▶ Given request 1: Retype the contract terms word for word, from "8.9 Where the" to "twenty percent (30%).".
▶ Given request 2: Extend the contract terms with new text that follows on from their last sentence.

8.8 Where the Client requests the re-use of existing materials or the supply of third-party materials (including, but not limited to, granite or stainless-steel bench tops, appliances, and/or sinks), no responsibility shall be taken by the Seller for the appearance, service or performance of the materials.
8.9 Where the contract does not include installation of Goods by the Seller, the Seller shall not be liable for any defect or damage resulting from incorrect or faulty installation.
8.10 Unless otherwise specified by the Seller in writing, the removal and replacement of wall tile is limited to utilising the existing wall surfaces. If replacement, relining or excessive repair work of the wall is required, the Seller may charge the Client the cost to the Seller in doing such Services plus twenty percent (30%).
9.1 The Seller shall be entitled to rely on the accuracy of any plans, specifications and other information provided by the Client. The Client acknowledges and agrees that in the event that any of this information provided by the Client is inaccurate, the Seller accepts no responsibility for any loss, damages, or costs however resulting from these inaccurate plans, specifications or other information.
9.2 In the event the Client gives information relating to measurements and quantities of the Goods required to complete the Services, it is the Client’s responsibility to verify the accuracy of the measurements and quantities, before the Client or the Seller places an order based on these measurements and quantities. The Seller accepts no responsibility for any loss, damages, or costs however resulting from the Client’s failure to comply with this clause.
10.1 The Client shall ensure that the Seller has clear and free access to the work site at all times to enable them to undertake the Services. The Seller shall not be liable for any loss or damage to the site (including, without limitation, damage to pathways, driveways and concreted or paved or grassed areas) unless due to the negligence of the Seller.
11.1 Prior to the Seller commencing any work the Client must advise the Seller of the precise location of all underground services on the site and clearly mark the same. The underground mains & services the Client must identify include, but are not limited to, electrical services, gas services, sewer services, pumping services, sewer connections, sewer sludge mains, water mains, irrigation pipes, telephone cables, fibre optic cables, oil pumping mains, and any other services that may be on site.

▶ Data section:

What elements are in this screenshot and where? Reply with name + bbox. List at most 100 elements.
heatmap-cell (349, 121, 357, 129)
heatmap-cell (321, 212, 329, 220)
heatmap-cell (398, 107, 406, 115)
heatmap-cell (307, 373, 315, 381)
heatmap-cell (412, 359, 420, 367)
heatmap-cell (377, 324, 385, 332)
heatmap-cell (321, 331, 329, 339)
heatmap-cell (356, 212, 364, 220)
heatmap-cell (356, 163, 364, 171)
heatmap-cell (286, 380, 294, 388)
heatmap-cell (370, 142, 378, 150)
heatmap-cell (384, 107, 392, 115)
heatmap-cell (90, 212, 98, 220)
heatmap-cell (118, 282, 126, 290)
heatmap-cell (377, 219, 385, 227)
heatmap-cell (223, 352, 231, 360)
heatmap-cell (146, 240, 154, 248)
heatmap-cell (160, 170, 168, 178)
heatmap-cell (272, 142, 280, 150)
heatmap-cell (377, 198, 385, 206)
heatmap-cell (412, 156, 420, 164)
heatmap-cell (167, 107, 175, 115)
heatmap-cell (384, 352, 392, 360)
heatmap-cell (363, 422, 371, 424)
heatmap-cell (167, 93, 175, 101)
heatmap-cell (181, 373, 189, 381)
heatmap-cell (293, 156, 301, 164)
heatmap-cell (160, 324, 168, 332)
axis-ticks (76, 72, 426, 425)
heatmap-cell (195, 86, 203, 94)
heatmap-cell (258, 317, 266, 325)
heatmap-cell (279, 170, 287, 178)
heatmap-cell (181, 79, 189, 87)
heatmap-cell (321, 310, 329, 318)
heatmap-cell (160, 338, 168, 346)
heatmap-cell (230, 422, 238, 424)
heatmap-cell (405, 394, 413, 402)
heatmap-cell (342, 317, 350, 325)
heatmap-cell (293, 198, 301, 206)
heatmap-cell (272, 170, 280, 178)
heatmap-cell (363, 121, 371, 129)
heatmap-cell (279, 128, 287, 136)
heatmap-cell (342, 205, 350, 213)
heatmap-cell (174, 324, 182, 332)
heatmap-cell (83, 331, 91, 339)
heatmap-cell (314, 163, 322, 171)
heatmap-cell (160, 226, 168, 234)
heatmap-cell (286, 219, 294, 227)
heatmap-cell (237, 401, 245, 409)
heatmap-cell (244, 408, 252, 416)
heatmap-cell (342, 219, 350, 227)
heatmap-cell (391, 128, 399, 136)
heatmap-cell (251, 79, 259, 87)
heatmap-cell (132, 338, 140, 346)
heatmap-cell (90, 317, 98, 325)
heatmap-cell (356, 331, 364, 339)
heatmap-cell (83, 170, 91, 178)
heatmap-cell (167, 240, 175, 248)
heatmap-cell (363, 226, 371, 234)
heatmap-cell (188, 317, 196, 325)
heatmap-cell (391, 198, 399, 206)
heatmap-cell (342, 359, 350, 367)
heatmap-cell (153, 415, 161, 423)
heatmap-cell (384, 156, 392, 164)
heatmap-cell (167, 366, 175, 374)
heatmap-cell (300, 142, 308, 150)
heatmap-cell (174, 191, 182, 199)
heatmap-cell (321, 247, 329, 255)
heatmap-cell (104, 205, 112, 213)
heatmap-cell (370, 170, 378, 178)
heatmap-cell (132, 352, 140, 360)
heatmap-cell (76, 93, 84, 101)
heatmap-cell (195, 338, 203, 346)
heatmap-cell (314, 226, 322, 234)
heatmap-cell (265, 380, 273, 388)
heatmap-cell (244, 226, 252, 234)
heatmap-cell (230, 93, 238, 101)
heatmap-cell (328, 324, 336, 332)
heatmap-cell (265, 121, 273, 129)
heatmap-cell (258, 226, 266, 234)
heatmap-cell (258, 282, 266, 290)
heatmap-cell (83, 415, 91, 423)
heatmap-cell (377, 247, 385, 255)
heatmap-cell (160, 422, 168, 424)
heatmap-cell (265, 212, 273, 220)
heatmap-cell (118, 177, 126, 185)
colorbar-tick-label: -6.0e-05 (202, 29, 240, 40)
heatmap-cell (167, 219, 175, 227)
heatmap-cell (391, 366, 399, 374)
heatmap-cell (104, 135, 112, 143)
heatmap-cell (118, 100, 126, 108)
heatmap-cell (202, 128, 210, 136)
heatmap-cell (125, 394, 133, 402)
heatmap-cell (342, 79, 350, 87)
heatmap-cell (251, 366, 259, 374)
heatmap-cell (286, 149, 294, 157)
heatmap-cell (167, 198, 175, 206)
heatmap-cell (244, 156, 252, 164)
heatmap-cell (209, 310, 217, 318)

▶ Task result 1:
8.9 Where the contract does not include installation of Goods by the Seller, the Seller shall not be liable for any defect or damage resulting from incorrect or faulty installation.
8.10 Unless otherwise specified by the Seller in writing, the removal and replacement of wall tile is limited to utilising the existing wall surfaces. If replacement, relining or excessive repair work of the wall is required, the Seller may charge the Client the cost to the Seller in doing such Services plus twenty percent (30%).

▶ Task result 2:
11.2 Whilst the Seller will take all care to avoid damage to any underground services the Client agrees to indemnify the Seller in respect of all and any liability claims, loss, damage, costs and fines as a result of damage to services not precisely located and notified as per clause 12.2.
12.1 The Client and the Seller shall comply with the provisions of all statutes, regulations and bylaws of government, local and other public authorities that may be applicable to the Services.
12.2 The Client shall obtain (at the expense of the Client) all licenses and approvals that may be required for the Services.
12.3 The Client agrees that the site will comply with any occupational health and safety laws relating to building/construction sites and any other relevant safety standards or legislation.
13.1) The Seller and the Client agree that ownership of the Goods shall not pass until:
- the Client has paid the Seller all amounts owing to the Seller; and
- the Client has met all of its other obligations to the Seller.
13.2 Receipt by the Seller of any form of payment other than cash shall not be deemed to be payment until that form of payment has been honored, cleared or recognised.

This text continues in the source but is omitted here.